* Records of where elements appear
--------------------

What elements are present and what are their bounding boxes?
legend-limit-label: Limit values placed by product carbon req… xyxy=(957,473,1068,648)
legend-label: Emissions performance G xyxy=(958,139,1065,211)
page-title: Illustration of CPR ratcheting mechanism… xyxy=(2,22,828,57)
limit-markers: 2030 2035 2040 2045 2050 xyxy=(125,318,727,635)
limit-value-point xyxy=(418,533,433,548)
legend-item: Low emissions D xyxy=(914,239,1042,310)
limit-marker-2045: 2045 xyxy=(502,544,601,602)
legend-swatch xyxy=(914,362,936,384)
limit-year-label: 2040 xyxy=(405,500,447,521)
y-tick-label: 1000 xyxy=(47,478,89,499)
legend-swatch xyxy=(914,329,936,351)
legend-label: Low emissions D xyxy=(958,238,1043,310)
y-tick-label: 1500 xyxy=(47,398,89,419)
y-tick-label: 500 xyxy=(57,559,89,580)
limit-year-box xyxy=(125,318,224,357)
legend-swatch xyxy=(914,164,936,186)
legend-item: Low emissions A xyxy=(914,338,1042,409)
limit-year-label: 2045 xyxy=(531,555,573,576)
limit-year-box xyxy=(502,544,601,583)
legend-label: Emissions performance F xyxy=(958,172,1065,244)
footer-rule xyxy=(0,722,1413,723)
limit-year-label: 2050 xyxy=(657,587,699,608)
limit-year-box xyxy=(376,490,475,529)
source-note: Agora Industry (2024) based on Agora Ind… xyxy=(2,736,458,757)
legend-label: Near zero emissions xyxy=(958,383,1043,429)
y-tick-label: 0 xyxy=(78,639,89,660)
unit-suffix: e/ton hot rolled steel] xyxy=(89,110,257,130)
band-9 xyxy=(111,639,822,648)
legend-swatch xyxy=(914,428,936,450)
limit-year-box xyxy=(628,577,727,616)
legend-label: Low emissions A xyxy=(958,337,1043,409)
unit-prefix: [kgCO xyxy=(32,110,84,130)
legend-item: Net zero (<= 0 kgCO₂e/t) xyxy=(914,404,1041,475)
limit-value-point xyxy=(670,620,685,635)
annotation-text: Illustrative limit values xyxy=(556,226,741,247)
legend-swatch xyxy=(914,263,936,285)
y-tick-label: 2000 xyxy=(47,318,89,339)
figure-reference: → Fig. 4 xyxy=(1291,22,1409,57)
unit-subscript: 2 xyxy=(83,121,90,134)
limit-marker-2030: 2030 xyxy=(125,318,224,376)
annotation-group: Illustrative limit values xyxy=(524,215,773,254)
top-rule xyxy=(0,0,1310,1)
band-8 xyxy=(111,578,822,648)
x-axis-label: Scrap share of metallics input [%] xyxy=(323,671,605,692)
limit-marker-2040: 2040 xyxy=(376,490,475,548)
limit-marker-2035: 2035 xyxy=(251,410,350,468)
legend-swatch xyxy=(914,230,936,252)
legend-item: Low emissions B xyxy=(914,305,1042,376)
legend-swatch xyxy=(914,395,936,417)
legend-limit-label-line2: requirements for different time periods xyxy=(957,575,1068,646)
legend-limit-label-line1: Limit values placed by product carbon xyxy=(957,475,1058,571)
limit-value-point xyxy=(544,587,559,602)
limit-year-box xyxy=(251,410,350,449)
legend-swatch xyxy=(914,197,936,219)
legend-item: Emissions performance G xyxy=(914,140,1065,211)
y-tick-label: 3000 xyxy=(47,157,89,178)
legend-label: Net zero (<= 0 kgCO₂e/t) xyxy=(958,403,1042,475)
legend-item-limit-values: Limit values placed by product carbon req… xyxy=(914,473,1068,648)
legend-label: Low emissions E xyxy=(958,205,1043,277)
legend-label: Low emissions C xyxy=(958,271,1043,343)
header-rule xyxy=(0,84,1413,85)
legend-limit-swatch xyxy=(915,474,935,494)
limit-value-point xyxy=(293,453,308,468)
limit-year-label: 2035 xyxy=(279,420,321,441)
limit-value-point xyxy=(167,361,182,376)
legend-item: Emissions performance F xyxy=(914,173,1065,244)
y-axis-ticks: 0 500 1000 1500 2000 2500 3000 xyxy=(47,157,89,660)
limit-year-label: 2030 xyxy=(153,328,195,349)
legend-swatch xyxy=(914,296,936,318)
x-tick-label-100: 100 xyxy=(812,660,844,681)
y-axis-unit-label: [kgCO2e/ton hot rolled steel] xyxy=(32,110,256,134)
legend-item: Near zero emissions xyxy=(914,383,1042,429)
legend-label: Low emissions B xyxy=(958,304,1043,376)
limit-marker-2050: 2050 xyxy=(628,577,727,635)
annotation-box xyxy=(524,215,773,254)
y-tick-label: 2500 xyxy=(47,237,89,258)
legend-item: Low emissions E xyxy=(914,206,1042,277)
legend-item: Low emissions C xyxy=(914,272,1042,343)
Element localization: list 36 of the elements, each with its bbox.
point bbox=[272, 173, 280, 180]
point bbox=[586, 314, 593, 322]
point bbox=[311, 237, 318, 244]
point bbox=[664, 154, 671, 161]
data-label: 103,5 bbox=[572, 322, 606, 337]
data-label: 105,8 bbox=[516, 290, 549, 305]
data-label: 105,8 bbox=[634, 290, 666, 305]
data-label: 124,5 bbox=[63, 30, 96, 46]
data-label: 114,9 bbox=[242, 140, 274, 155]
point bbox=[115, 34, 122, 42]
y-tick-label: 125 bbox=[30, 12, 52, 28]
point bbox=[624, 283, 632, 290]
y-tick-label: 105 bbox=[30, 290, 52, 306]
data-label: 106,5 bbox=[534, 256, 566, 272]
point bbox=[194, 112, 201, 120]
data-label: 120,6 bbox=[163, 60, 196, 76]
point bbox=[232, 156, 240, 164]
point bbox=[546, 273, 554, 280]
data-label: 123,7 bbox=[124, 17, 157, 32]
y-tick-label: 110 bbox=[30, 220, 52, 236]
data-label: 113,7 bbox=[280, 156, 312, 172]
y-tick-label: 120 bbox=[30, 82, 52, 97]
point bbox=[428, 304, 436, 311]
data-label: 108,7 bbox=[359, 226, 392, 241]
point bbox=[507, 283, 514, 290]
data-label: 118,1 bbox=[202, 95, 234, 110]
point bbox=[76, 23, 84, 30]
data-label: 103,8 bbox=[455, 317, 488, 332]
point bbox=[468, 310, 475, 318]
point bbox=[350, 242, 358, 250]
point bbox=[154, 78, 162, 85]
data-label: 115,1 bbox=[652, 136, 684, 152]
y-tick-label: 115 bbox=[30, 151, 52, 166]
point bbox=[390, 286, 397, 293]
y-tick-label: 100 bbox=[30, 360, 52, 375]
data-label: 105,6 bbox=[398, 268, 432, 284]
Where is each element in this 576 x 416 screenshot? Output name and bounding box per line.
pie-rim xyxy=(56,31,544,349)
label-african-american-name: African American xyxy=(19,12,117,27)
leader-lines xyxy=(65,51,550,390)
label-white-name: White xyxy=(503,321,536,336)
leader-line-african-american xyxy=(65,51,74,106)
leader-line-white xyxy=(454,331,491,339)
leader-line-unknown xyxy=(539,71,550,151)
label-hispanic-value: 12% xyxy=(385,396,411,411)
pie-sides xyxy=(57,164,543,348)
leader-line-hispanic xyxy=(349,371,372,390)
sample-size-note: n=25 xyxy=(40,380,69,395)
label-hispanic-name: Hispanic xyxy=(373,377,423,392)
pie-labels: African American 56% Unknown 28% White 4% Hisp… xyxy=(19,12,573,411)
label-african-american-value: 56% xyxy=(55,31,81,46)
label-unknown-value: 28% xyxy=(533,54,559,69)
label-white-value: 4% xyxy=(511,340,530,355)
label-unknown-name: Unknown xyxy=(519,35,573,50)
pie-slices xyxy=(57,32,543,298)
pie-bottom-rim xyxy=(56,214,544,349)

--------------------

* Directive
Reproduce every one of the lines above word for word, keeping their order.

* Answer for the task
What elements are present and what are their bounding boxes?
legend-limit-label: Limit values placed by product carbon req… xyxy=(957,473,1068,648)
legend-label: Emissions performance G xyxy=(958,139,1065,211)
page-title: Illustration of CPR ratcheting mechanism… xyxy=(2,22,828,57)
limit-markers: 2030 2035 2040 2045 2050 xyxy=(125,318,727,635)
limit-value-point xyxy=(418,533,433,548)
legend-item: Low emissions D xyxy=(914,239,1042,310)
limit-marker-2045: 2045 xyxy=(502,544,601,602)
legend-swatch xyxy=(914,362,936,384)
limit-year-label: 2040 xyxy=(405,500,447,521)
y-tick-label: 1000 xyxy=(47,478,89,499)
legend-swatch xyxy=(914,329,936,351)
legend-label: Low emissions D xyxy=(958,238,1043,310)
y-tick-label: 1500 xyxy=(47,398,89,419)
y-tick-label: 500 xyxy=(57,559,89,580)
limit-year-box xyxy=(125,318,224,357)
legend-swatch xyxy=(914,164,936,186)
legend-item: Low emissions A xyxy=(914,338,1042,409)
limit-year-label: 2045 xyxy=(531,555,573,576)
limit-year-box xyxy=(502,544,601,583)
legend-label: Emissions performance F xyxy=(958,172,1065,244)
footer-rule xyxy=(0,722,1413,723)
limit-year-label: 2050 xyxy=(657,587,699,608)
limit-year-box xyxy=(376,490,475,529)
source-note: Agora Industry (2024) based on Agora Ind… xyxy=(2,736,458,757)
legend-label: Near zero emissions xyxy=(958,383,1043,429)
y-tick-label: 0 xyxy=(78,639,89,660)
unit-suffix: e/ton hot rolled steel] xyxy=(89,110,257,130)
band-9 xyxy=(111,639,822,648)
legend-swatch xyxy=(914,428,936,450)
limit-year-box xyxy=(628,577,727,616)
legend-label: Low emissions A xyxy=(958,337,1043,409)
unit-prefix: [kgCO xyxy=(32,110,84,130)
legend-item: Net zero (<= 0 kgCO₂e/t) xyxy=(914,404,1041,475)
limit-value-point xyxy=(670,620,685,635)
annotation-text: Illustrative limit values xyxy=(556,226,741,247)
legend-swatch xyxy=(914,263,936,285)
y-tick-label: 2000 xyxy=(47,318,89,339)
figure-reference: → Fig. 4 xyxy=(1291,22,1409,57)
unit-subscript: 2 xyxy=(83,121,90,134)
limit-marker-2030: 2030 xyxy=(125,318,224,376)
annotation-group: Illustrative limit values xyxy=(524,215,773,254)
top-rule xyxy=(0,0,1310,1)
band-8 xyxy=(111,578,822,648)
x-axis-label: Scrap share of metallics input [%] xyxy=(323,671,605,692)
limit-marker-2040: 2040 xyxy=(376,490,475,548)
limit-marker-2035: 2035 xyxy=(251,410,350,468)
legend-swatch xyxy=(914,230,936,252)
legend-item: Low emissions B xyxy=(914,305,1042,376)
legend-swatch xyxy=(914,395,936,417)
legend-limit-label-line2: requirements for different time periods xyxy=(957,575,1068,646)
legend-limit-label-line1: Limit values placed by product carbon xyxy=(957,475,1058,571)
limit-value-point xyxy=(544,587,559,602)
limit-year-box xyxy=(251,410,350,449)
legend-swatch xyxy=(914,197,936,219)
legend-item: Emissions performance G xyxy=(914,140,1065,211)
y-tick-label: 3000 xyxy=(47,157,89,178)
legend-label: Net zero (<= 0 kgCO₂e/t) xyxy=(958,403,1042,475)
legend-item-limit-values: Limit values placed by product carbon req… xyxy=(914,473,1068,648)
legend-label: Low emissions E xyxy=(958,205,1043,277)
legend-label: Low emissions C xyxy=(958,271,1043,343)
header-rule xyxy=(0,84,1413,85)
legend-limit-swatch xyxy=(915,474,935,494)
limit-value-point xyxy=(293,453,308,468)
limit-year-label: 2035 xyxy=(279,420,321,441)
limit-value-point xyxy=(167,361,182,376)
legend-item: Emissions performance F xyxy=(914,173,1065,244)
y-axis-ticks: 0 500 1000 1500 2000 2500 3000 xyxy=(47,157,89,660)
limit-year-label: 2030 xyxy=(153,328,195,349)
legend-swatch xyxy=(914,296,936,318)
x-tick-label-100: 100 xyxy=(812,660,844,681)
y-axis-unit-label: [kgCO2e/ton hot rolled steel] xyxy=(32,110,256,134)
legend-item: Near zero emissions xyxy=(914,383,1042,429)
legend-label: Low emissions B xyxy=(958,304,1043,376)
limit-marker-2050: 2050 xyxy=(628,577,727,635)
annotation-box xyxy=(524,215,773,254)
y-tick-label: 2500 xyxy=(47,237,89,258)
legend-item: Low emissions E xyxy=(914,206,1042,277)
legend-item: Low emissions C xyxy=(914,272,1042,343)
Element localization: list 36 of the elements, each with its bbox.
point bbox=[272, 173, 280, 180]
point bbox=[586, 314, 593, 322]
point bbox=[311, 237, 318, 244]
point bbox=[664, 154, 671, 161]
data-label: 103,5 bbox=[572, 322, 606, 337]
data-label: 105,8 bbox=[516, 290, 549, 305]
data-label: 105,8 bbox=[634, 290, 666, 305]
data-label: 124,5 bbox=[63, 30, 96, 46]
data-label: 114,9 bbox=[242, 140, 274, 155]
point bbox=[115, 34, 122, 42]
y-tick-label: 125 bbox=[30, 12, 52, 28]
point bbox=[624, 283, 632, 290]
y-tick-label: 105 bbox=[30, 290, 52, 306]
data-label: 106,5 bbox=[534, 256, 566, 272]
point bbox=[194, 112, 201, 120]
data-label: 120,6 bbox=[163, 60, 196, 76]
point bbox=[232, 156, 240, 164]
point bbox=[546, 273, 554, 280]
data-label: 123,7 bbox=[124, 17, 157, 32]
y-tick-label: 110 bbox=[30, 220, 52, 236]
data-label: 113,7 bbox=[280, 156, 312, 172]
y-tick-label: 120 bbox=[30, 82, 52, 97]
point bbox=[428, 304, 436, 311]
data-label: 108,7 bbox=[359, 226, 392, 241]
point bbox=[507, 283, 514, 290]
data-label: 118,1 bbox=[202, 95, 234, 110]
point bbox=[76, 23, 84, 30]
data-label: 103,8 bbox=[455, 317, 488, 332]
point bbox=[468, 310, 475, 318]
point bbox=[350, 242, 358, 250]
point bbox=[154, 78, 162, 85]
data-label: 115,1 bbox=[652, 136, 684, 152]
y-tick-label: 115 bbox=[30, 151, 52, 166]
point bbox=[390, 286, 397, 293]
y-tick-label: 100 bbox=[30, 360, 52, 375]
data-label: 105,6 bbox=[398, 268, 432, 284]
Where is each element in this 576 x 416 screenshot? Output name and bounding box per line.
pie-rim xyxy=(56,31,544,349)
label-african-american-name: African American xyxy=(19,12,117,27)
leader-lines xyxy=(65,51,550,390)
label-white-name: White xyxy=(503,321,536,336)
leader-line-african-american xyxy=(65,51,74,106)
leader-line-white xyxy=(454,331,491,339)
leader-line-unknown xyxy=(539,71,550,151)
label-hispanic-value: 12% xyxy=(385,396,411,411)
pie-sides xyxy=(57,164,543,348)
leader-line-hispanic xyxy=(349,371,372,390)
sample-size-note: n=25 xyxy=(40,380,69,395)
label-hispanic-name: Hispanic xyxy=(373,377,423,392)
pie-labels: African American 56% Unknown 28% White 4% Hisp… xyxy=(19,12,573,411)
label-african-american-value: 56% xyxy=(55,31,81,46)
label-unknown-value: 28% xyxy=(533,54,559,69)
label-white-value: 4% xyxy=(511,340,530,355)
label-unknown-name: Unknown xyxy=(519,35,573,50)
pie-slices xyxy=(57,32,543,298)
pie-bottom-rim xyxy=(56,214,544,349)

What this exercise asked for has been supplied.